> _Working data_:
* start *

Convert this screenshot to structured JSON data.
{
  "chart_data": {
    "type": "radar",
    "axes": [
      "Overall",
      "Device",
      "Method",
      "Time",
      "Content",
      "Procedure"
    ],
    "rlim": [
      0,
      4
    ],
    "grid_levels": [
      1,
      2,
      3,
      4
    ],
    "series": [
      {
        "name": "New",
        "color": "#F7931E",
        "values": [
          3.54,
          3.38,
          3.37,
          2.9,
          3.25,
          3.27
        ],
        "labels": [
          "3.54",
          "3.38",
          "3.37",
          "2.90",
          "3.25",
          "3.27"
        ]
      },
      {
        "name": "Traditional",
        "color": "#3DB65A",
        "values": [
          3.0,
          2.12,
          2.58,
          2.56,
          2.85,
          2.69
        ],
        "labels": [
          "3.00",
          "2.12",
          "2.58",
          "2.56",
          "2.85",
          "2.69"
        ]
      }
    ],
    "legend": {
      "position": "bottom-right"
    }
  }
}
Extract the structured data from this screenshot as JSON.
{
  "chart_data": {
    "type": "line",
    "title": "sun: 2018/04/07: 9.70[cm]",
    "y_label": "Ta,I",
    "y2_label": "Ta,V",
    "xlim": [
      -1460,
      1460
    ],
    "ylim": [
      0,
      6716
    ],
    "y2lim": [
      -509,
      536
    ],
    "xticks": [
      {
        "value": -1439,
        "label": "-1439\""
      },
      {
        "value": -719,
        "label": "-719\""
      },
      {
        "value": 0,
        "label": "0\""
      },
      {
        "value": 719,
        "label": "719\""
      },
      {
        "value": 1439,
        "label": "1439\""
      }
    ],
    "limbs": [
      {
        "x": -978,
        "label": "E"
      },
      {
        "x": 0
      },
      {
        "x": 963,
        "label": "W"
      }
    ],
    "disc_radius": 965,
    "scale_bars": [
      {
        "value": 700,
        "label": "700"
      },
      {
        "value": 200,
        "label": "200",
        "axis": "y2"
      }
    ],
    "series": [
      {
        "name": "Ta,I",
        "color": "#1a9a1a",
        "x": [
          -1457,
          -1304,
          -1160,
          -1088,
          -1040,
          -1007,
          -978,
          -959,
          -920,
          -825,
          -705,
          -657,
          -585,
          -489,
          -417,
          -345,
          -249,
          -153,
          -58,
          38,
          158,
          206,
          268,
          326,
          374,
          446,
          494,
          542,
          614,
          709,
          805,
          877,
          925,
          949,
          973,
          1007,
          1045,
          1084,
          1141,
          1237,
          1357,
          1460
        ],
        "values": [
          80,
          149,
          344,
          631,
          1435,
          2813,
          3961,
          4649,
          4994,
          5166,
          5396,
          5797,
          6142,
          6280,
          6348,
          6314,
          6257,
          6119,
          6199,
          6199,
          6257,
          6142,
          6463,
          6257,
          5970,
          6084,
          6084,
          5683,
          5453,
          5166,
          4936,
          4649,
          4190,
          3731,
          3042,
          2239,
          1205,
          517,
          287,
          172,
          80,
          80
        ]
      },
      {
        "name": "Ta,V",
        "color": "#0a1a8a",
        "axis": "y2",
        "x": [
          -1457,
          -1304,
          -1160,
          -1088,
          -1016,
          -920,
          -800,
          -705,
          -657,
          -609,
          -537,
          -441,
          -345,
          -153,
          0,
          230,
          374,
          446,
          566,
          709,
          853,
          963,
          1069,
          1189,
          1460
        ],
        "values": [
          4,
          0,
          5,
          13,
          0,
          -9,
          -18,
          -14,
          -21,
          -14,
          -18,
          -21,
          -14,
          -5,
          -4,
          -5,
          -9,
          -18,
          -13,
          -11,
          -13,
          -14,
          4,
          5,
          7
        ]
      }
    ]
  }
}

* end *

> _To be done_: Reproduce every line from the entries that holds the word "name".

> _Problem solution_:
        "name": "New",
        "name": "Traditional",
        "name": "Ta,I",
        "name": "Ta,V",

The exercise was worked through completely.